(To do) Can the data below be echoed back word for word?

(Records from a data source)
--

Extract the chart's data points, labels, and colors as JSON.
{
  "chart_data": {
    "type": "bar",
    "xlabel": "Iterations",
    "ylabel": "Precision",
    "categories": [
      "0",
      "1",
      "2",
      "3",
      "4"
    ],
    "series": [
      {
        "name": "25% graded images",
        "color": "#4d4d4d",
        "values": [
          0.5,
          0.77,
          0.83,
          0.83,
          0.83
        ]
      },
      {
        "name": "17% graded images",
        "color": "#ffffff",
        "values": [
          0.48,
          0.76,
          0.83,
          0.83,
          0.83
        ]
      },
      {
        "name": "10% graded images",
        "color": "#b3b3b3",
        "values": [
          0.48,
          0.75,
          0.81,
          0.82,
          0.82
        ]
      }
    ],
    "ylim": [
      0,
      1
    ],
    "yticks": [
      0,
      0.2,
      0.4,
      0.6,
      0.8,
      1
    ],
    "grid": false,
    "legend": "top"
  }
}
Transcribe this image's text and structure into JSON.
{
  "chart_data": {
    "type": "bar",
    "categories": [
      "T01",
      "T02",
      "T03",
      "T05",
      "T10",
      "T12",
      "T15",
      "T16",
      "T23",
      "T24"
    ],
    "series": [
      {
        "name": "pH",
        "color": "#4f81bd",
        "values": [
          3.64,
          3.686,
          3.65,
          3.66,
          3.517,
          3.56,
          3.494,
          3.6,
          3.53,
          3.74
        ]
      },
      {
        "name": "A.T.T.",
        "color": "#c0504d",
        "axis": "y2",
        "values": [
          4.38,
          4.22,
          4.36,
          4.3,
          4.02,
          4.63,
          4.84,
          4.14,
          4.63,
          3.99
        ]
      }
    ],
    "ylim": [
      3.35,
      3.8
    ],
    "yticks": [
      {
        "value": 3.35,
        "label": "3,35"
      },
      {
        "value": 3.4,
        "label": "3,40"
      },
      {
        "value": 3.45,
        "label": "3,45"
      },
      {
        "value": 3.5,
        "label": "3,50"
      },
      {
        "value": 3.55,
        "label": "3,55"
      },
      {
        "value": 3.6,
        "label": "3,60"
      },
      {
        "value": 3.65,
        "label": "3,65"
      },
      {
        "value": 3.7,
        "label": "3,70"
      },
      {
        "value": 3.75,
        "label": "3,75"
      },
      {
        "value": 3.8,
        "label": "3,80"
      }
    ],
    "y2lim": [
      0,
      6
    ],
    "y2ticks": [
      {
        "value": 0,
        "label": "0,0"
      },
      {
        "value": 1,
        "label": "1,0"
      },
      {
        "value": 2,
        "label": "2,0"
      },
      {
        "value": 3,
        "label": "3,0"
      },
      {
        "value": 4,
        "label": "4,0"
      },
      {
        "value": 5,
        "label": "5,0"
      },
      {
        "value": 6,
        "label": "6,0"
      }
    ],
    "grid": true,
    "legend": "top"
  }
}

--

(Expected output)
Extract the chart's data points, labels, and colors as JSON.
{
  "chart_data": {
    "type": "bar",
    "xlabel": "Iterations",
    "ylabel": "Precision",
    "categories": [
      "0",
      "1",
      "2",
      "3",
      "4"
    ],
    "series": [
      {
        "name": "25% graded images",
        "color": "#4d4d4d",
        "values": [
          0.5,
          0.77,
          0.83,
          0.83,
          0.83
        ]
      },
      {
        "name": "17% graded images",
        "color": "#ffffff",
        "values": [
          0.48,
          0.76,
          0.83,
          0.83,
          0.83
        ]
      },
      {
        "name": "10% graded images",
        "color": "#b3b3b3",
        "values": [
          0.48,
          0.75,
          0.81,
          0.82,
          0.82
        ]
      }
    ],
    "ylim": [
      0,
      1
    ],
    "yticks": [
      0,
      0.2,
      0.4,
      0.6,
      0.8,
      1
    ],
    "grid": false,
    "legend": "top"
  }
}
Transcribe this image's text and structure into JSON.
{
  "chart_data": {
    "type": "bar",
    "categories": [
      "T01",
      "T02",
      "T03",
      "T05",
      "T10",
      "T12",
      "T15",
      "T16",
      "T23",
      "T24"
    ],
    "series": [
      {
        "name": "pH",
        "color": "#4f81bd",
        "values": [
          3.64,
          3.686,
          3.65,
          3.66,
          3.517,
          3.56,
          3.494,
          3.6,
          3.53,
          3.74
        ]
      },
      {
        "name": "A.T.T.",
        "color": "#c0504d",
        "axis": "y2",
        "values": [
          4.38,
          4.22,
          4.36,
          4.3,
          4.02,
          4.63,
          4.84,
          4.14,
          4.63,
          3.99
        ]
      }
    ],
    "ylim": [
      3.35,
      3.8
    ],
    "yticks": [
      {
        "value": 3.35,
        "label": "3,35"
      },
      {
        "value": 3.4,
        "label": "3,40"
      },
      {
        "value": 3.45,
        "label": "3,45"
      },
      {
        "value": 3.5,
        "label": "3,50"
      },
      {
        "value": 3.55,
        "label": "3,55"
      },
      {
        "value": 3.6,
        "label": "3,60"
      },
      {
        "value": 3.65,
        "label": "3,65"
      },
      {
        "value": 3.7,
        "label": "3,70"
      },
      {
        "value": 3.75,
        "label": "3,75"
      },
      {
        "value": 3.8,
        "label": "3,80"
      }
    ],
    "y2lim": [
      0,
      6
    ],
    "y2ticks": [
      {
        "value": 0,
        "label": "0,0"
      },
      {
        "value": 1,
        "label": "1,0"
      },
      {
        "value": 2,
        "label": "2,0"
      },
      {
        "value": 3,
        "label": "3,0"
      },
      {
        "value": 4,
        "label": "4,0"
      },
      {
        "value": 5,
        "label": "5,0"
      },
      {
        "value": 6,
        "label": "6,0"
      }
    ],
    "grid": true,
    "legend": "top"
  }
}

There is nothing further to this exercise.